— Begin —

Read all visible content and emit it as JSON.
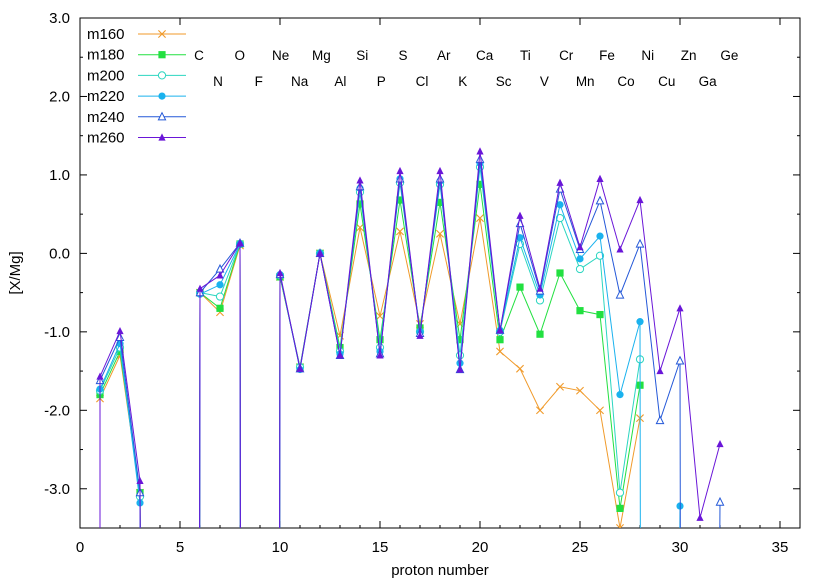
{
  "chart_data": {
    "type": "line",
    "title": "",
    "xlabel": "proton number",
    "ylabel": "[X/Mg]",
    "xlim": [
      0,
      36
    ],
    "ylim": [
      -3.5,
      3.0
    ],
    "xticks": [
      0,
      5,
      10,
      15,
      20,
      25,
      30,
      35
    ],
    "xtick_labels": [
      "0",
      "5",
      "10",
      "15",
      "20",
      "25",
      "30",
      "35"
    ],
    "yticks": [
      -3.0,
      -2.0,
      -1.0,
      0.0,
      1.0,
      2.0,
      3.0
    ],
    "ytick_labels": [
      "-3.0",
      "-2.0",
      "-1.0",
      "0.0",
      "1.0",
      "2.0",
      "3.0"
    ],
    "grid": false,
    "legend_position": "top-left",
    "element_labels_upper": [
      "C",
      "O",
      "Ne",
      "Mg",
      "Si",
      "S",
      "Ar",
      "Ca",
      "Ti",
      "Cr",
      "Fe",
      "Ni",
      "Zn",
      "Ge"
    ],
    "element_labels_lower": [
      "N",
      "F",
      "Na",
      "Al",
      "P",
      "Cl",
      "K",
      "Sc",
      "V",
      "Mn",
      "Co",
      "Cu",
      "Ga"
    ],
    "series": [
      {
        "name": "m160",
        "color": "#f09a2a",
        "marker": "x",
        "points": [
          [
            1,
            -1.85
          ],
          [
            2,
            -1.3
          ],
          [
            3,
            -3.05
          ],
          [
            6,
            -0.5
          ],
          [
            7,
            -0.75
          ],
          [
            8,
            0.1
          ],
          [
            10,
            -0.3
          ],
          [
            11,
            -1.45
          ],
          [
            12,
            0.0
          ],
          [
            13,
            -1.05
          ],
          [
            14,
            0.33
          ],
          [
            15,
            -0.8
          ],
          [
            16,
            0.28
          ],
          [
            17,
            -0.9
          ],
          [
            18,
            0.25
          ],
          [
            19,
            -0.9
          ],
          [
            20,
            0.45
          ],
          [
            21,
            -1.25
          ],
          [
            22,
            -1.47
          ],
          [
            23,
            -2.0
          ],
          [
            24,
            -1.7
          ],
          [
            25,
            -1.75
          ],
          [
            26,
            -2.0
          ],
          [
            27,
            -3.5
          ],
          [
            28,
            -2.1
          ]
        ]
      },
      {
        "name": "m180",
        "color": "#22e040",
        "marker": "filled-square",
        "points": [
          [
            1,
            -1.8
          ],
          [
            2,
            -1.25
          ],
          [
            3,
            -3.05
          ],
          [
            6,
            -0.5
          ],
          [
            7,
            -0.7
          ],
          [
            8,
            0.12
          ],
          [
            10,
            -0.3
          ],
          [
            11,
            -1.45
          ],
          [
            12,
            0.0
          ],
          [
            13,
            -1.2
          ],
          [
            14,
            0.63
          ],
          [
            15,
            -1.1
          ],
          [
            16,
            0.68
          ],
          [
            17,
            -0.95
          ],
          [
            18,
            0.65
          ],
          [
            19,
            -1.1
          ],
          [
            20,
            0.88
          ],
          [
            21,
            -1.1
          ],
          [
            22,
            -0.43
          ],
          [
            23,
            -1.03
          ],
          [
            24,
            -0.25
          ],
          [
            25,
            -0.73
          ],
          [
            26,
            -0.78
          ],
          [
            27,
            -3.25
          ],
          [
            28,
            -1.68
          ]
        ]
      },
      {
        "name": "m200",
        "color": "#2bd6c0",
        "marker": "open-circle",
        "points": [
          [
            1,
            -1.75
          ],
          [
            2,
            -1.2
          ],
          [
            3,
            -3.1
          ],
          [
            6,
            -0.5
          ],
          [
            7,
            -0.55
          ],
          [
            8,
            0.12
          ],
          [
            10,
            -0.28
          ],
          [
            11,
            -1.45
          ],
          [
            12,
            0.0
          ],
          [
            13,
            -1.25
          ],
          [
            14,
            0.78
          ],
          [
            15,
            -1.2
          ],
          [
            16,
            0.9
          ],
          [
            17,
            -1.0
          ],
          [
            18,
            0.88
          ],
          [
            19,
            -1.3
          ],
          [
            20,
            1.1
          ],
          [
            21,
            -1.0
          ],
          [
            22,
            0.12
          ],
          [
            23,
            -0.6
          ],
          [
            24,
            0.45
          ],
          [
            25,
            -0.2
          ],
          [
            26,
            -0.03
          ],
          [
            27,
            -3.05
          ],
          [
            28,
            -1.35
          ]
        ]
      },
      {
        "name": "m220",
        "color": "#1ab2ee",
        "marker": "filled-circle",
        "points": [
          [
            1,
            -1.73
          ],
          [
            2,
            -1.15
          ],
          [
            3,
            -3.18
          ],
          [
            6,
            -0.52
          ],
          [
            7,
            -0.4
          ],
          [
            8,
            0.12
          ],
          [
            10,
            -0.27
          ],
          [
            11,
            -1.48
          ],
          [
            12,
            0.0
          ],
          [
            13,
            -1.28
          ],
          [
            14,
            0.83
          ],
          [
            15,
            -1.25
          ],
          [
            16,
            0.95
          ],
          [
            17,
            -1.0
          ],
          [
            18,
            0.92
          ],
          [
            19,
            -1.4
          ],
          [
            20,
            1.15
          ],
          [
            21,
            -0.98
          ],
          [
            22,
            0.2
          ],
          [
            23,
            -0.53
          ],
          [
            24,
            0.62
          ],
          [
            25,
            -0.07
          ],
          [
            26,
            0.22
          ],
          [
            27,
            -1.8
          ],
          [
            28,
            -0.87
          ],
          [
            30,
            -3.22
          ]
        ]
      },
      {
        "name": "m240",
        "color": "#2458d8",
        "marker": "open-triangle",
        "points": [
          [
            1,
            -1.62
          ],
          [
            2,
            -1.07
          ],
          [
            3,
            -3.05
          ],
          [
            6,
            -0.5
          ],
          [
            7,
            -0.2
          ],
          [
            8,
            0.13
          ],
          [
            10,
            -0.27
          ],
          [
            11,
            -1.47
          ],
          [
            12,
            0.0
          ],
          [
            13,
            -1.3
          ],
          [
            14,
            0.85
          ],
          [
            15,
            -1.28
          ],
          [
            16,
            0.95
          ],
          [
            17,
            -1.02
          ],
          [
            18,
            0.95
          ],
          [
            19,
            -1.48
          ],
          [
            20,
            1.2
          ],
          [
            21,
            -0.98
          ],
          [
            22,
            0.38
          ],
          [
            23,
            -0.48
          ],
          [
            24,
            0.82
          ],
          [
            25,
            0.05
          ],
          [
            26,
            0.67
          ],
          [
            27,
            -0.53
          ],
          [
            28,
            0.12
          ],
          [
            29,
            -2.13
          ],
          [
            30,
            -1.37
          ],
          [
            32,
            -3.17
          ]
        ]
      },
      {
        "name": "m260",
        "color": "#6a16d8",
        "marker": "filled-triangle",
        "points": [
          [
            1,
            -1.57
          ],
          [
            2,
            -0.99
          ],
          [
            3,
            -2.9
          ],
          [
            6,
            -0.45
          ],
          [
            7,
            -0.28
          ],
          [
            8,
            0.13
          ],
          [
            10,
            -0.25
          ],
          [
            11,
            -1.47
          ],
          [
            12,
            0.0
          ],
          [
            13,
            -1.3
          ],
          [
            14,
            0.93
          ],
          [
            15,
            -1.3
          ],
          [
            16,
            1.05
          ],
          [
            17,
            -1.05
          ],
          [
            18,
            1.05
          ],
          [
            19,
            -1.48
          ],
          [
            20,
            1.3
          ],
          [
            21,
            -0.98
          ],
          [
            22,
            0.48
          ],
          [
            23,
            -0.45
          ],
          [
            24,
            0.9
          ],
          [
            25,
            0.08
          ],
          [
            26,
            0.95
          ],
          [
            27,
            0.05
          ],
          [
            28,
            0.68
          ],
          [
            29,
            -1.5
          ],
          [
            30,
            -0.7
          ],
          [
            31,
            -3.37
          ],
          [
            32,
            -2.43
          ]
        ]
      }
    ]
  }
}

— End —

### [TASK OBJECTIVE]
Copy out every line of the listing that contains the string "marker".

### [TASK ANSWER]
        "marker": "x",
        "marker": "filled-square",
        "marker": "open-circle",
        "marker": "filled-circle",
        "marker": "open-triangle",
        "marker": "filled-triangle",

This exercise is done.